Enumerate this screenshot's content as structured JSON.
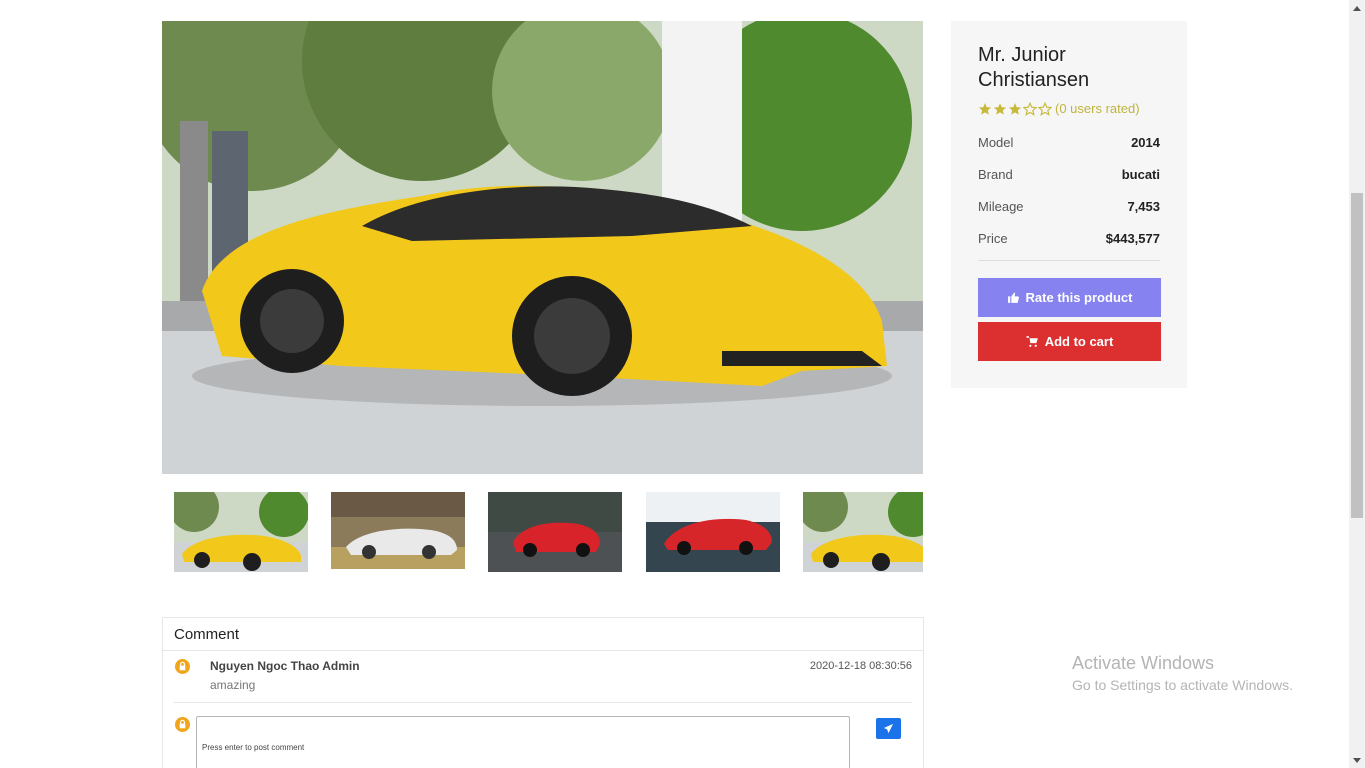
{
  "product": {
    "title": "Mr. Junior Christiansen",
    "rating": {
      "stars": 3,
      "max": 5,
      "text": "(0 users rated)"
    },
    "specs": [
      {
        "label": "Model",
        "value": "2014"
      },
      {
        "label": "Brand",
        "value": "bucati"
      },
      {
        "label": "Mileage",
        "value": "7,453"
      },
      {
        "label": "Price",
        "value": "$443,577"
      }
    ],
    "rate_button": "Rate this product",
    "cart_button": "Add to cart"
  },
  "gallery": {
    "main_image": "yellow-sports-car-photo",
    "thumbnails": [
      {
        "name": "yellow-sports-car-photo"
      },
      {
        "name": "white-supercar-photo"
      },
      {
        "name": "red-coupe-photo"
      },
      {
        "name": "red-supercar-photo"
      },
      {
        "name": "yellow-sports-car-photo"
      }
    ]
  },
  "comments": {
    "heading": "Comment",
    "items": [
      {
        "author": "Nguyen Ngoc Thao Admin",
        "text": "amazing",
        "time": "2020-12-18 08:30:56"
      }
    ],
    "input_placeholder": "Press enter to post comment"
  },
  "watermark": {
    "title": "Activate Windows",
    "subtitle": "Go to Settings to activate Windows."
  },
  "colors": {
    "rate_button": "#8683f0",
    "cart_button": "#dc2f30",
    "star": "#c7b93a",
    "send_button": "#1a73e8",
    "avatar": "#f0a51b"
  }
}
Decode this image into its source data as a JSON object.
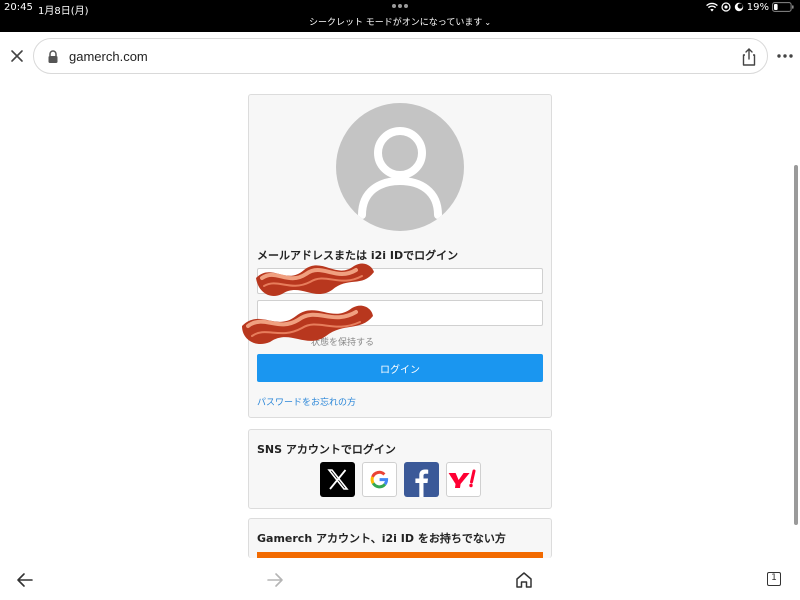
{
  "status": {
    "time": "20:45",
    "date": "1月8日(月)",
    "battery": "19%",
    "incognito_notice": "シークレット モードがオンになっています"
  },
  "browser": {
    "url": "gamerch.com"
  },
  "login": {
    "heading": "メールアドレスまたは i2i IDでログイン",
    "email_value": "",
    "password_value": "",
    "remember_label": "状態を保持する",
    "login_button": "ログイン",
    "forgot_link": "パスワードをお忘れの方"
  },
  "sns": {
    "heading": "SNS アカウントでログイン",
    "providers": [
      "x-icon",
      "google-icon",
      "facebook-icon",
      "yahoo-icon"
    ]
  },
  "register": {
    "heading": "Gamerch アカウント、i2i ID をお持ちでない方"
  },
  "tabs": {
    "count": "1"
  },
  "colors": {
    "login_button": "#1a96f0",
    "link": "#2a86d8",
    "register_button": "#f26a00"
  }
}
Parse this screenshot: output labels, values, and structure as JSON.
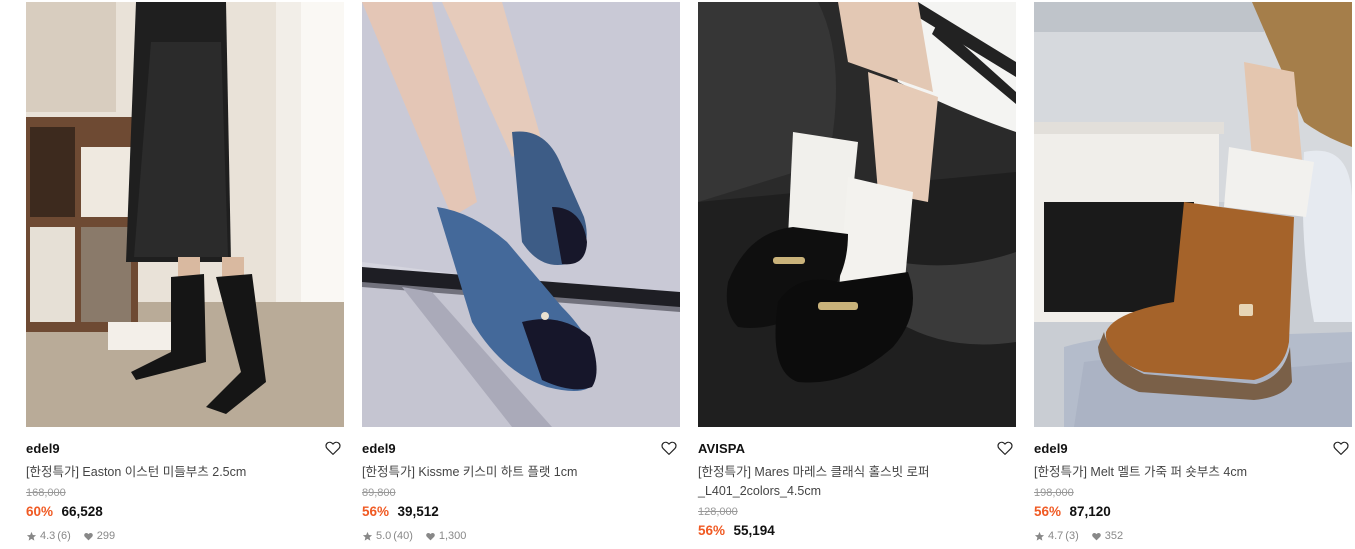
{
  "products": [
    {
      "brand": "edel9",
      "title": "[한정특가] Easton 이스턴 미들부츠 2.5cm",
      "original_price": "168,000",
      "discount": "60%",
      "price": "66,528",
      "rating": "4.3",
      "review_count": "(6)",
      "likes": "299",
      "image_icon": "product-photo-black-leather-boots"
    },
    {
      "brand": "edel9",
      "title": "[한정특가] Kissme 키스미 하트 플랫 1cm",
      "original_price": "89,800",
      "discount": "56%",
      "price": "39,512",
      "rating": "5.0",
      "review_count": "(40)",
      "likes": "1,300",
      "image_icon": "product-photo-denim-ballet-flats"
    },
    {
      "brand": "AVISPA",
      "title": "[한정특가] Mares 마레스 클래식 홀스빗 로퍼 _L401_2colors_4.5cm",
      "original_price": "128,000",
      "discount": "56%",
      "price": "55,194",
      "rating": "",
      "review_count": "",
      "likes": "",
      "image_icon": "product-photo-black-horsebit-loafers"
    },
    {
      "brand": "edel9",
      "title": "[한정특가] Melt 멜트 가죽 퍼 숏부츠 4cm",
      "original_price": "198,000",
      "discount": "56%",
      "price": "87,120",
      "rating": "4.7",
      "review_count": "(3)",
      "likes": "352",
      "image_icon": "product-photo-suede-short-boots"
    }
  ],
  "icons": {
    "wishlist": "heart-outline-icon",
    "rating": "star-icon",
    "likes": "heart-filled-icon"
  },
  "colors": {
    "discount": "#f05a23",
    "brand": "#111111",
    "muted": "#888888"
  }
}
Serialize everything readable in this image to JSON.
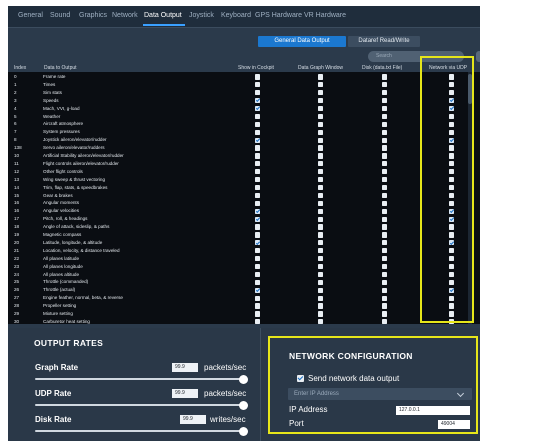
{
  "tabs": [
    {
      "label": "General",
      "active": false
    },
    {
      "label": "Sound",
      "active": false
    },
    {
      "label": "Graphics",
      "active": false
    },
    {
      "label": "Network",
      "active": false
    },
    {
      "label": "Data Output",
      "active": true
    },
    {
      "label": "Joystick",
      "active": false
    },
    {
      "label": "Keyboard",
      "active": false
    },
    {
      "label": "GPS Hardware",
      "active": false
    },
    {
      "label": "VR Hardware",
      "active": false
    }
  ],
  "subtabs": {
    "general_data_output": "General Data Output",
    "dataref_read_write": "Dataref Read/Write"
  },
  "search": {
    "placeholder": "Search"
  },
  "columns": {
    "index": "Index",
    "data": "Data to Output",
    "cockpit": "Show in Cockpit",
    "graph": "Data Graph Window",
    "disk": "Disk (data.txt File)",
    "udp": "Network via UDP"
  },
  "rows": [
    {
      "index": "0",
      "label": "Frame rate",
      "cockpit": false,
      "graph": false,
      "disk": false,
      "udp": false
    },
    {
      "index": "1",
      "label": "Times",
      "cockpit": false,
      "graph": false,
      "disk": false,
      "udp": false
    },
    {
      "index": "2",
      "label": "Sim stats",
      "cockpit": false,
      "graph": false,
      "disk": false,
      "udp": false
    },
    {
      "index": "3",
      "label": "Speeds",
      "cockpit": true,
      "graph": false,
      "disk": false,
      "udp": true
    },
    {
      "index": "4",
      "label": "Mach, VVI, g-load",
      "cockpit": true,
      "graph": false,
      "disk": false,
      "udp": true
    },
    {
      "index": "5",
      "label": "Weather",
      "cockpit": false,
      "graph": false,
      "disk": false,
      "udp": false
    },
    {
      "index": "6",
      "label": "Aircraft atmosphere",
      "cockpit": false,
      "graph": false,
      "disk": false,
      "udp": false
    },
    {
      "index": "7",
      "label": "System pressures",
      "cockpit": false,
      "graph": false,
      "disk": false,
      "udp": false
    },
    {
      "index": "8",
      "label": "Joystick aileron/elevator/rudder",
      "cockpit": true,
      "graph": false,
      "disk": false,
      "udp": true
    },
    {
      "index": "138",
      "label": "Servo aileron/elevator/rudders",
      "cockpit": false,
      "graph": false,
      "disk": false,
      "udp": false
    },
    {
      "index": "10",
      "label": "Artificial Stability aileron/elevator/rudder",
      "cockpit": false,
      "graph": false,
      "disk": false,
      "udp": false
    },
    {
      "index": "11",
      "label": "Flight controls aileron/elevator/rudder",
      "cockpit": false,
      "graph": false,
      "disk": false,
      "udp": false
    },
    {
      "index": "12",
      "label": "Other flight controls",
      "cockpit": false,
      "graph": false,
      "disk": false,
      "udp": false
    },
    {
      "index": "13",
      "label": "Wing sweep & thrust vectoring",
      "cockpit": false,
      "graph": false,
      "disk": false,
      "udp": false
    },
    {
      "index": "14",
      "label": "Trim, flap, stats, & speedbrakes",
      "cockpit": false,
      "graph": false,
      "disk": false,
      "udp": false
    },
    {
      "index": "15",
      "label": "Gear & brakes",
      "cockpit": false,
      "graph": false,
      "disk": false,
      "udp": false
    },
    {
      "index": "16",
      "label": "Angular moments",
      "cockpit": false,
      "graph": false,
      "disk": false,
      "udp": false
    },
    {
      "index": "16",
      "label": "Angular velocities",
      "cockpit": true,
      "graph": false,
      "disk": false,
      "udp": true
    },
    {
      "index": "17",
      "label": "Pitch, roll, & headings",
      "cockpit": true,
      "graph": false,
      "disk": false,
      "udp": true
    },
    {
      "index": "18",
      "label": "Angle of attack, sideslip, & paths",
      "cockpit": false,
      "graph": false,
      "disk": false,
      "udp": false
    },
    {
      "index": "19",
      "label": "Magnetic compass",
      "cockpit": false,
      "graph": false,
      "disk": false,
      "udp": false
    },
    {
      "index": "20",
      "label": "Latitude, longitude, & altitude",
      "cockpit": true,
      "graph": false,
      "disk": false,
      "udp": true
    },
    {
      "index": "21",
      "label": "Location, velocity, & distance traveled",
      "cockpit": false,
      "graph": false,
      "disk": false,
      "udp": false
    },
    {
      "index": "22",
      "label": "All planes latitude",
      "cockpit": false,
      "graph": false,
      "disk": false,
      "udp": false
    },
    {
      "index": "23",
      "label": "All planes longitude",
      "cockpit": false,
      "graph": false,
      "disk": false,
      "udp": false
    },
    {
      "index": "24",
      "label": "All planes altitude",
      "cockpit": false,
      "graph": false,
      "disk": false,
      "udp": false
    },
    {
      "index": "25",
      "label": "Throttle (commanded)",
      "cockpit": false,
      "graph": false,
      "disk": false,
      "udp": false
    },
    {
      "index": "26",
      "label": "Throttle (actual)",
      "cockpit": true,
      "graph": false,
      "disk": false,
      "udp": true
    },
    {
      "index": "27",
      "label": "Engine feather, normal, beta, & reverse",
      "cockpit": false,
      "graph": false,
      "disk": false,
      "udp": false
    },
    {
      "index": "28",
      "label": "Propeller setting",
      "cockpit": false,
      "graph": false,
      "disk": false,
      "udp": false
    },
    {
      "index": "29",
      "label": "Mixture setting",
      "cockpit": false,
      "graph": false,
      "disk": false,
      "udp": false
    },
    {
      "index": "30",
      "label": "Carburetor heat setting",
      "cockpit": false,
      "graph": false,
      "disk": false,
      "udp": false
    }
  ],
  "output_rates": {
    "title": "OUTPUT RATES",
    "items": [
      {
        "label": "Graph Rate",
        "value": "99.9",
        "unit": "packets/sec",
        "level": 1.0
      },
      {
        "label": "UDP Rate",
        "value": "99.9",
        "unit": "packets/sec",
        "level": 1.0
      },
      {
        "label": "Disk Rate",
        "value": "99.9",
        "unit": "writes/sec",
        "level": 1.0
      }
    ]
  },
  "network_config": {
    "title": "NETWORK CONFIGURATION",
    "send_label": "Send network data output",
    "send_checked": true,
    "ip_select_placeholder": "Enter IP Address",
    "ip_label": "IP Address",
    "ip_value": "127.0.0.1",
    "port_label": "Port",
    "port_value": "49004"
  },
  "colors": {
    "accent": "#1b78d0",
    "highlight": "#e6e61a",
    "panel_bg": "#2b3a4b",
    "table_bg": "#0a0d12"
  }
}
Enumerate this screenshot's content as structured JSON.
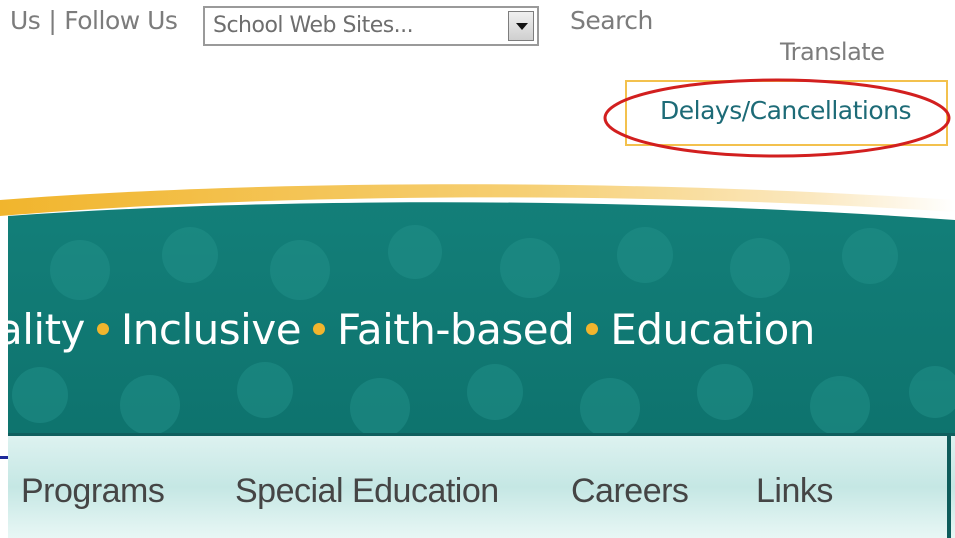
{
  "header": {
    "utility_links": [
      "Us",
      "Follow Us"
    ],
    "utility_separator": "|",
    "school_select": {
      "value": "School Web Sites..."
    },
    "search_label": "Search",
    "translate_label": "Translate",
    "delays_label": "Delays/Cancellations"
  },
  "banner": {
    "tagline_words": [
      "ality",
      "Inclusive",
      "Faith-based",
      "Education"
    ]
  },
  "nav": {
    "items": [
      "Programs",
      "Special Education",
      "Careers",
      "Links"
    ]
  },
  "colors": {
    "teal": "#0f7a74",
    "accent_gold": "#f1b52d",
    "highlight_red": "#d21f1f",
    "link_teal": "#1d6b77"
  }
}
+-------+
REQUIRED WORK: Report each line in the data that holds the word "Hardware".

SOLUTION FOR THIS PROBLEM:
      "label": "GPS Hardware",
      "label": "VR Hardware",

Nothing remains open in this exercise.